→ THE PROBLEM
Go through the entries one line at a time, and gather every line that has the word "Significantly".

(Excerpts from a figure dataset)
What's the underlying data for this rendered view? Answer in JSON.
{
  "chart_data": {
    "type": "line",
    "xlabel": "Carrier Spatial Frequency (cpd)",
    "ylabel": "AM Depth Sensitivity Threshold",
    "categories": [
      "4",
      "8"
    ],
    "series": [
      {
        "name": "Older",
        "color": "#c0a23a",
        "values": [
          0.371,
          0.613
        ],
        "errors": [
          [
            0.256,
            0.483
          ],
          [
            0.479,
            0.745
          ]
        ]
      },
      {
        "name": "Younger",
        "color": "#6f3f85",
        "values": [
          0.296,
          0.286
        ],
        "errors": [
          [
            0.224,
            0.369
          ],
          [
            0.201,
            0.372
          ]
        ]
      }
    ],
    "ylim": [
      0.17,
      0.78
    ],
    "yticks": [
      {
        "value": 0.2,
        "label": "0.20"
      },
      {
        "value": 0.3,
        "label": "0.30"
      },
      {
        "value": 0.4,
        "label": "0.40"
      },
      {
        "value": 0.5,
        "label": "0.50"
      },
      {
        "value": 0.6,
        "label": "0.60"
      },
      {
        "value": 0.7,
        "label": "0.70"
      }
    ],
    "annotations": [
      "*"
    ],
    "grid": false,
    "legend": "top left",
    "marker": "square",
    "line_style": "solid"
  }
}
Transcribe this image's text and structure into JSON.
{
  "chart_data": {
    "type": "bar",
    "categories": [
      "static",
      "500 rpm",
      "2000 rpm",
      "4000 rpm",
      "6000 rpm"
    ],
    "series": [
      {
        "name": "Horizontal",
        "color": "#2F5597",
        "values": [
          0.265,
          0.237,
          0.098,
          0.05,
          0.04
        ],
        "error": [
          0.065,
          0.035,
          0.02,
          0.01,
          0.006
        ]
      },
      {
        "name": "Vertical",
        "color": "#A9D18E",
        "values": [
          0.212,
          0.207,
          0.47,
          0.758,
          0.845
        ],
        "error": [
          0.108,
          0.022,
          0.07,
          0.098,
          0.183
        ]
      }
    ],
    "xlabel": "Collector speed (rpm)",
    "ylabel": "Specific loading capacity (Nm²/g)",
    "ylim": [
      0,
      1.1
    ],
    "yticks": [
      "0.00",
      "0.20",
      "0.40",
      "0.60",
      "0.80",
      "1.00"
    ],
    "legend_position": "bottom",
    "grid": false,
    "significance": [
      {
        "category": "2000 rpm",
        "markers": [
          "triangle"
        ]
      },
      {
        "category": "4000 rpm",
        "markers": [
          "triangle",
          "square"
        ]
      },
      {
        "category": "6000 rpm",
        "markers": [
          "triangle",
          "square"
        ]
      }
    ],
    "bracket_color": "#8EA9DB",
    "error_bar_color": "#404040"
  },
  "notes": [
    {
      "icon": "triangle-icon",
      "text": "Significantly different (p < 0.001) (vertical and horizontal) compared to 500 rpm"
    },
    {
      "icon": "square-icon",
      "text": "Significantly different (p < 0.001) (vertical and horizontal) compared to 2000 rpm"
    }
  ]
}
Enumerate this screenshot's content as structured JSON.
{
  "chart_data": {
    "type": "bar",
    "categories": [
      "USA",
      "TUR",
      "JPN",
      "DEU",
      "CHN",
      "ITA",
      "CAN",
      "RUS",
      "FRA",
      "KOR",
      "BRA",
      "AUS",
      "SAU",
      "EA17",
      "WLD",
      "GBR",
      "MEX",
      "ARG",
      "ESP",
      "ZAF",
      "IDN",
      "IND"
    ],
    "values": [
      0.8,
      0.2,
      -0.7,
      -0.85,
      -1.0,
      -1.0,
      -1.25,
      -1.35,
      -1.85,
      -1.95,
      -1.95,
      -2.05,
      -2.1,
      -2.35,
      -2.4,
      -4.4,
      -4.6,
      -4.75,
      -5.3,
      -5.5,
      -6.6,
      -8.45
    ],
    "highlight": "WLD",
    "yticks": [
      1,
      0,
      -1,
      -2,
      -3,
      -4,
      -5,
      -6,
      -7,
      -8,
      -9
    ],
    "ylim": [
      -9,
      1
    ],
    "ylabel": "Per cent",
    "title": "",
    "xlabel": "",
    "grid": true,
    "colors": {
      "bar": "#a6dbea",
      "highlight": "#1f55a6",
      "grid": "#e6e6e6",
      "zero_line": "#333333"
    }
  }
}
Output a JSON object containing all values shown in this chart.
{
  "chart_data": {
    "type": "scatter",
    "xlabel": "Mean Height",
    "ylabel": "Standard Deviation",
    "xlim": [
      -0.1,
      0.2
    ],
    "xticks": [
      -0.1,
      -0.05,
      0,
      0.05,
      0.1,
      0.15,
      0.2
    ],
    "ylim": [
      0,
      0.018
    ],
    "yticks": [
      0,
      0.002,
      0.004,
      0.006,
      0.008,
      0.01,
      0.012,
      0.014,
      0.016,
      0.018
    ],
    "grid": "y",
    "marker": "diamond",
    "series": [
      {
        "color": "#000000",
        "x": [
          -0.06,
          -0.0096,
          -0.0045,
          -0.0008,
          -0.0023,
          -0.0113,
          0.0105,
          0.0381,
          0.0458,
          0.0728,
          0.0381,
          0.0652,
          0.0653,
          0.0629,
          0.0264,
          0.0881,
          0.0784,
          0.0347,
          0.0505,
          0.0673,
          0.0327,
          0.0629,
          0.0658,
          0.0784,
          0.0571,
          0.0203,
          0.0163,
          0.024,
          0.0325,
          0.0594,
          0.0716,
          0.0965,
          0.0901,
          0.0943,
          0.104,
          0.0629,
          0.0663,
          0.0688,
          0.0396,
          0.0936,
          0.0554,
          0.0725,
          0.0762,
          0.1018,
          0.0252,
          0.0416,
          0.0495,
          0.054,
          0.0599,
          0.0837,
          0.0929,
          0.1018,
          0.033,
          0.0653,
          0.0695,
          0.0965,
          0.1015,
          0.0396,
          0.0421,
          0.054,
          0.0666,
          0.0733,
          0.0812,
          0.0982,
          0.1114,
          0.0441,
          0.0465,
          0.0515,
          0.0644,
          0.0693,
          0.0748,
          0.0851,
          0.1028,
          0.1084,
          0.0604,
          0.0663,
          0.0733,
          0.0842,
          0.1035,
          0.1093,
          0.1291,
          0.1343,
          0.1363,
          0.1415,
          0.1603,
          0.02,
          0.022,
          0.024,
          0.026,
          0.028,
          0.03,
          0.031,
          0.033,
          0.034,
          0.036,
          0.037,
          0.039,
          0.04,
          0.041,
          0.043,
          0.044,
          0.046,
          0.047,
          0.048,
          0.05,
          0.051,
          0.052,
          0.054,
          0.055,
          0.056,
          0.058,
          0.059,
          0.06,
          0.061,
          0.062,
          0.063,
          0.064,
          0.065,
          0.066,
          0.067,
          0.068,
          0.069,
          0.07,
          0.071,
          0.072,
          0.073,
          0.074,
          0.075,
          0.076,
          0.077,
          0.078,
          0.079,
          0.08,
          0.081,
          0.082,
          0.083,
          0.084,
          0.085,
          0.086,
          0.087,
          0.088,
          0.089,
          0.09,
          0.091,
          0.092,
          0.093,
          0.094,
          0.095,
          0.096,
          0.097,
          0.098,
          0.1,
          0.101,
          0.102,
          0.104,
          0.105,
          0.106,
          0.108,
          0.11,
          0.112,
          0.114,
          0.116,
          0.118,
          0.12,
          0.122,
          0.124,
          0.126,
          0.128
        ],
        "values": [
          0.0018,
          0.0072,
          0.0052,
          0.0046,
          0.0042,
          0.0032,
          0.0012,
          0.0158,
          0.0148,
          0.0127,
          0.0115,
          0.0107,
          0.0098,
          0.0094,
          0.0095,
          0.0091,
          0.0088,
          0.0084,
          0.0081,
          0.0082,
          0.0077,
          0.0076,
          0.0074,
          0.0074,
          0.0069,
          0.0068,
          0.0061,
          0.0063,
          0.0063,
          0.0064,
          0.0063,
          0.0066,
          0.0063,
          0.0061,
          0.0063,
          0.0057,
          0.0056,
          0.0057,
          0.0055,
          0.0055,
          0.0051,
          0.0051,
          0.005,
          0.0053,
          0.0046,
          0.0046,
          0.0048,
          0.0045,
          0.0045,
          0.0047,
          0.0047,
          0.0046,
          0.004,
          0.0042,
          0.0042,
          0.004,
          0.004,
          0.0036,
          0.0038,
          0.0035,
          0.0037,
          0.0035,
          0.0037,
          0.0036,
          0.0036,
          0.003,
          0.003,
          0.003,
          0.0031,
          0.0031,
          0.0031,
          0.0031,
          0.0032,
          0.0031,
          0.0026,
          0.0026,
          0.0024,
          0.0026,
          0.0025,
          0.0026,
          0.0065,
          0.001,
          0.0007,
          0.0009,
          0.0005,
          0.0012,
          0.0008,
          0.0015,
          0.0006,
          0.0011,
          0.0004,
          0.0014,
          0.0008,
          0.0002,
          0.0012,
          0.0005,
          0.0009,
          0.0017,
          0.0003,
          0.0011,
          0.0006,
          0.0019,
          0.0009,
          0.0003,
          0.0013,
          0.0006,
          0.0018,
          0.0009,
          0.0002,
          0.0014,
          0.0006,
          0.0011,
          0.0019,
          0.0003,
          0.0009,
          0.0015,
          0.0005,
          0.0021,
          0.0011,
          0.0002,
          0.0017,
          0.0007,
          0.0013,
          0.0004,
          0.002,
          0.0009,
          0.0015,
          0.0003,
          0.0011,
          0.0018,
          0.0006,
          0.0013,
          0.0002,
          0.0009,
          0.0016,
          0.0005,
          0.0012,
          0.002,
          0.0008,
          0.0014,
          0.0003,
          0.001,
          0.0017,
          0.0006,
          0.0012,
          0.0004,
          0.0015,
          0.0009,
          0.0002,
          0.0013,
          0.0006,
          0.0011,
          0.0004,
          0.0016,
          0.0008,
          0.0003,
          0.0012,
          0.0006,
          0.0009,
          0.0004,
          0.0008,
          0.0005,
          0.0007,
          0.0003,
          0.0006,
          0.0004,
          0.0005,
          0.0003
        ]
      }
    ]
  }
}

→ ANSWER IN FULL
      "text": "Significantly different (p < 0.001) (vertical and horizontal) compared to 500 rpm"
      "text": "Significantly different (p < 0.001) (vertical and horizontal) compared to 2000 rpm"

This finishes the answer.